Layout dataset entries:
--------------------------------

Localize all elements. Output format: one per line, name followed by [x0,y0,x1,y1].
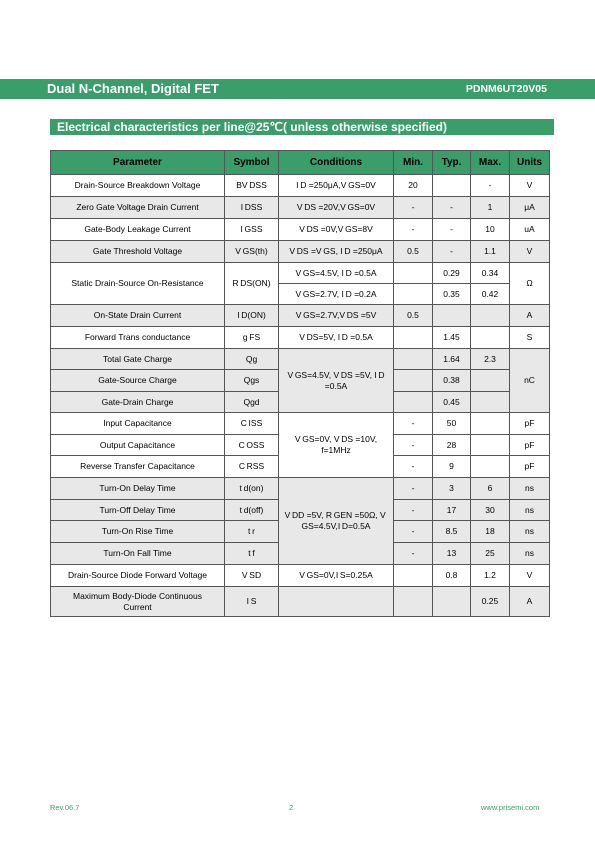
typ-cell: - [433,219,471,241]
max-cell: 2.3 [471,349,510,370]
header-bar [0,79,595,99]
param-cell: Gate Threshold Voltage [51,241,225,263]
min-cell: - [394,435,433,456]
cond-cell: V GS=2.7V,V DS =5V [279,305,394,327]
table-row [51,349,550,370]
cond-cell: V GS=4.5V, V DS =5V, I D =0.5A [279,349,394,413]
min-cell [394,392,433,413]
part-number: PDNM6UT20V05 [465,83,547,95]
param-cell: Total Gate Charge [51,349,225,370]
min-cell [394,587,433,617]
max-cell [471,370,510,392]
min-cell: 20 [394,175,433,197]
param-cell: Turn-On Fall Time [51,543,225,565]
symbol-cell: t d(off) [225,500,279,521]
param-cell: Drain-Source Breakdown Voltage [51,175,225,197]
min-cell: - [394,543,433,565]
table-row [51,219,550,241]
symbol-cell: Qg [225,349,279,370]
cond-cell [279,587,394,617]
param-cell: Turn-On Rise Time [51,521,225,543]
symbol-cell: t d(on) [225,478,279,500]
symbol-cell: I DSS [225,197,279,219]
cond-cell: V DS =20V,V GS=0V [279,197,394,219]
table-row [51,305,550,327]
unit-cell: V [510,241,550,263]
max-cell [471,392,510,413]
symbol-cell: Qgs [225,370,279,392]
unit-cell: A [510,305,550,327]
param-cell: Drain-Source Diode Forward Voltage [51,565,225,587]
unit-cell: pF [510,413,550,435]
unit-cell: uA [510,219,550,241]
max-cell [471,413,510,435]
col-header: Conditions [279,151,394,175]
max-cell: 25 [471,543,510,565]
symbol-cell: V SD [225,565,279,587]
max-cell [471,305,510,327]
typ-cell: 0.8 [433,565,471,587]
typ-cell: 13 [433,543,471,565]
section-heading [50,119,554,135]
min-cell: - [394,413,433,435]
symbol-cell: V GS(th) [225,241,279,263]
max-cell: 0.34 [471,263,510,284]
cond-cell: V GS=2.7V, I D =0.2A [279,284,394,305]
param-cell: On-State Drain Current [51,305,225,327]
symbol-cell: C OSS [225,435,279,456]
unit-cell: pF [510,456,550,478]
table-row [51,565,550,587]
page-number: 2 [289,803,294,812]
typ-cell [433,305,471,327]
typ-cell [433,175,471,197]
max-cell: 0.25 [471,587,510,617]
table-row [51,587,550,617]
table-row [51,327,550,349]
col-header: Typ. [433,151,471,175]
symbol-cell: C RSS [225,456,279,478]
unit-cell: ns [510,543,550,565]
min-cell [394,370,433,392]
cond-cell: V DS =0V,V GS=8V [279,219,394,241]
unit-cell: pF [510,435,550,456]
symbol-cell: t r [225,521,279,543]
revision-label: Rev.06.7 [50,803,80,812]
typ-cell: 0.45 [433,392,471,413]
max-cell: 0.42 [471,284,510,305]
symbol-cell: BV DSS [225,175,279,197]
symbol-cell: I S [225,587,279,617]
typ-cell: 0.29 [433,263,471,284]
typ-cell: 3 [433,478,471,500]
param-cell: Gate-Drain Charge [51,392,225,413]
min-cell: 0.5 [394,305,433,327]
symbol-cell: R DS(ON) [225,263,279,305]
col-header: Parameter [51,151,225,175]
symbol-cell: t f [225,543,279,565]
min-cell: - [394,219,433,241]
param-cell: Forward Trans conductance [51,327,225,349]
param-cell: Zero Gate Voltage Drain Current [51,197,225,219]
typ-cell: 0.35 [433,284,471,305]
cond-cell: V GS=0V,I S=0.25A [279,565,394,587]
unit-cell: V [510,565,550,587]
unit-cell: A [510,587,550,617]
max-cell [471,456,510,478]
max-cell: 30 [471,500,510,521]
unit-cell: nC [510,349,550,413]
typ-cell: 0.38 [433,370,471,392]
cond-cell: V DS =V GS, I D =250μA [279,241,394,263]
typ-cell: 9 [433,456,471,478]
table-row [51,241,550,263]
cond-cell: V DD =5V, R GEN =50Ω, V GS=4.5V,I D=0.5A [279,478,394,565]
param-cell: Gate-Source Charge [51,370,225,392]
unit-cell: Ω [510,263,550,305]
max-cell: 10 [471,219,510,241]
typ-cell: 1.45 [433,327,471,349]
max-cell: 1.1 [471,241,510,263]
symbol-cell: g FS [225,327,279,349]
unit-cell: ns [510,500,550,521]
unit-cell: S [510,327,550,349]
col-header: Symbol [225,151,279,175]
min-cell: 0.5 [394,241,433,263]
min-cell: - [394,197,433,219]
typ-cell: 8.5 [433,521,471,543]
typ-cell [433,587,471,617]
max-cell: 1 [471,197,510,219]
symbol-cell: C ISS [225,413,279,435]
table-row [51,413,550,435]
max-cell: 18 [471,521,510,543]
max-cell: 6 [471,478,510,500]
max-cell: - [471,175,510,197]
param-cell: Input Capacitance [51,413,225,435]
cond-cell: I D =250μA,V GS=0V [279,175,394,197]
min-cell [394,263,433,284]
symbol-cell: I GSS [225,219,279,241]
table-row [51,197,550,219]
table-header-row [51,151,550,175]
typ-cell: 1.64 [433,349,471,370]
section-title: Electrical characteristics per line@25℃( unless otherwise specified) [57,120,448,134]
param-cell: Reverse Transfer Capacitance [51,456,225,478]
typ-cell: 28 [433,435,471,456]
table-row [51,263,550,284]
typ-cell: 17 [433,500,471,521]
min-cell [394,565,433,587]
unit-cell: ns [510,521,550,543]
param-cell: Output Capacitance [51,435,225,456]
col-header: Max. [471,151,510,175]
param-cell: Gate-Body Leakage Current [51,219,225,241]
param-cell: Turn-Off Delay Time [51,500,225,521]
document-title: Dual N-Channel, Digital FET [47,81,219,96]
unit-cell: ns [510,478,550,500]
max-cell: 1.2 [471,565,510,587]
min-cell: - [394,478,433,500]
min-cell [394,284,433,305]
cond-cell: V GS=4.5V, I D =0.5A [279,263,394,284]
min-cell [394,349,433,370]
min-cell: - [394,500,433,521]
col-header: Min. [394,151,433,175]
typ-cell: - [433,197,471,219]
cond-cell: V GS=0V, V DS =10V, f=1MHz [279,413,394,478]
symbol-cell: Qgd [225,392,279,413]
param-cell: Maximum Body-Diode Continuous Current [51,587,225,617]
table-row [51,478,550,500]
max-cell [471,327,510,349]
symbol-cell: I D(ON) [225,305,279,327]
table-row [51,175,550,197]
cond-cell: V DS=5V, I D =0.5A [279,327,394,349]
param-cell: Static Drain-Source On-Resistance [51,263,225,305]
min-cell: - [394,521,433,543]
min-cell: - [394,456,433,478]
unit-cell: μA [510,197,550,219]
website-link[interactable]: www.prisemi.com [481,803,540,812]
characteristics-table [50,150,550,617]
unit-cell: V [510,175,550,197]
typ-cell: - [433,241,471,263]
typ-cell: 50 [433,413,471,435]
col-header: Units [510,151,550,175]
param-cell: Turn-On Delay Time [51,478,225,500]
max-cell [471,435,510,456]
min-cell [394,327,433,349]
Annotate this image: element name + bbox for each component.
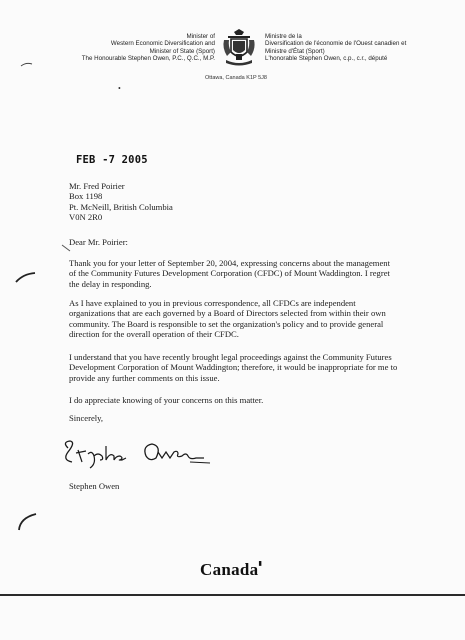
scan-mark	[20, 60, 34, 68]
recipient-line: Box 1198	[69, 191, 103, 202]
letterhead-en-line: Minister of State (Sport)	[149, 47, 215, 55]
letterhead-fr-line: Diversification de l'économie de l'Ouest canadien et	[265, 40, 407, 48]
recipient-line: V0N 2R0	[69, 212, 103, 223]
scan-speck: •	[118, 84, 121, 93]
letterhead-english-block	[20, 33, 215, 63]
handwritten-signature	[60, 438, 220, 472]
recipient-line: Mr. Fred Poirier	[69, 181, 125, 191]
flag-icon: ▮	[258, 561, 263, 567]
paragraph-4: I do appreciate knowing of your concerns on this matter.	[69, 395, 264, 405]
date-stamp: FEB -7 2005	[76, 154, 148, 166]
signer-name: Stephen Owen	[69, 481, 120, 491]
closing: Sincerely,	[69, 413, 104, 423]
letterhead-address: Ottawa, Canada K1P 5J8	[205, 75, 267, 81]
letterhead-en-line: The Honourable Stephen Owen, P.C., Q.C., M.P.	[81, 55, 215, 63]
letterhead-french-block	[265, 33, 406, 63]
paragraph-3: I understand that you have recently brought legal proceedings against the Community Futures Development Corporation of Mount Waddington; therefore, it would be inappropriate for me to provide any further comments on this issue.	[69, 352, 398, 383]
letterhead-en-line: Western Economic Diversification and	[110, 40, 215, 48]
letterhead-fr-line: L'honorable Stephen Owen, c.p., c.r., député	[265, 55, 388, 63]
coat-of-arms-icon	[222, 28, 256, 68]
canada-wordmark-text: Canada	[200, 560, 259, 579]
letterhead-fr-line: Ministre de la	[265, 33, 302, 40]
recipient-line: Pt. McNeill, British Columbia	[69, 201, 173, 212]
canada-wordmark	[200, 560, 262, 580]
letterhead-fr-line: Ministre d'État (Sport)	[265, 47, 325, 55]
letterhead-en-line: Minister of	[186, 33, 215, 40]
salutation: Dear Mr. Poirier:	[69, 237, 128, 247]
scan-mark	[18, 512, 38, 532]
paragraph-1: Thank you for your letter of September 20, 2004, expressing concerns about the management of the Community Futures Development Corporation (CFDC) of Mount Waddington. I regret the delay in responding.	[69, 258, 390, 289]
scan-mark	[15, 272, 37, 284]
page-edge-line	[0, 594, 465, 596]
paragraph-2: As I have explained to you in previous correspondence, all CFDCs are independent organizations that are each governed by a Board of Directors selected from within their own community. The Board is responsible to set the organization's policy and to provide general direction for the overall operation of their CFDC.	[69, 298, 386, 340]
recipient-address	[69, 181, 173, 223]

--------------------------------

Problem statement >> Copy out, with no changes, everything in the records from the line containing "60, 34, 68]" down to the line containing "512, 38, 532]", including both of those lines.

In response >>
scan-mark	[20, 60, 34, 68]
recipient-line: Box 1198	[69, 191, 103, 202]
letterhead-en-line: Minister of State (Sport)	[149, 47, 215, 55]
letterhead-fr-line: Diversification de l'économie de l'Ouest canadien et	[265, 40, 407, 48]
recipient-line: V0N 2R0	[69, 212, 103, 223]
scan-speck: •	[118, 84, 121, 93]
letterhead-english-block	[20, 33, 215, 63]
handwritten-signature	[60, 438, 220, 472]
recipient-line: Mr. Fred Poirier	[69, 181, 125, 191]
flag-icon: ▮	[258, 561, 263, 567]
paragraph-4: I do appreciate knowing of your concerns on this matter.	[69, 395, 264, 405]
date-stamp: FEB -7 2005	[76, 154, 148, 166]
signer-name: Stephen Owen	[69, 481, 120, 491]
closing: Sincerely,	[69, 413, 104, 423]
letterhead-address: Ottawa, Canada K1P 5J8	[205, 75, 267, 81]
letterhead-en-line: The Honourable Stephen Owen, P.C., Q.C., M.P.	[81, 55, 215, 63]
letterhead-french-block	[265, 33, 406, 63]
paragraph-3: I understand that you have recently brought legal proceedings against the Community Futures Development Corporation of Mount Waddington; therefore, it would be inappropriate for me to provide any further comments on this issue.	[69, 352, 398, 383]
letterhead-en-line: Western Economic Diversification and	[110, 40, 215, 48]
letterhead-fr-line: L'honorable Stephen Owen, c.p., c.r., député	[265, 55, 388, 63]
coat-of-arms-icon	[222, 28, 256, 68]
canada-wordmark-text: Canada	[200, 560, 259, 579]
letterhead-fr-line: Ministre de la	[265, 33, 302, 40]
recipient-line: Pt. McNeill, British Columbia	[69, 201, 173, 212]
canada-wordmark	[200, 560, 262, 580]
letterhead-fr-line: Ministre d'État (Sport)	[265, 47, 325, 55]
letterhead-en-line: Minister of	[186, 33, 215, 40]
salutation: Dear Mr. Poirier:	[69, 237, 128, 247]
scan-mark	[18, 512, 38, 532]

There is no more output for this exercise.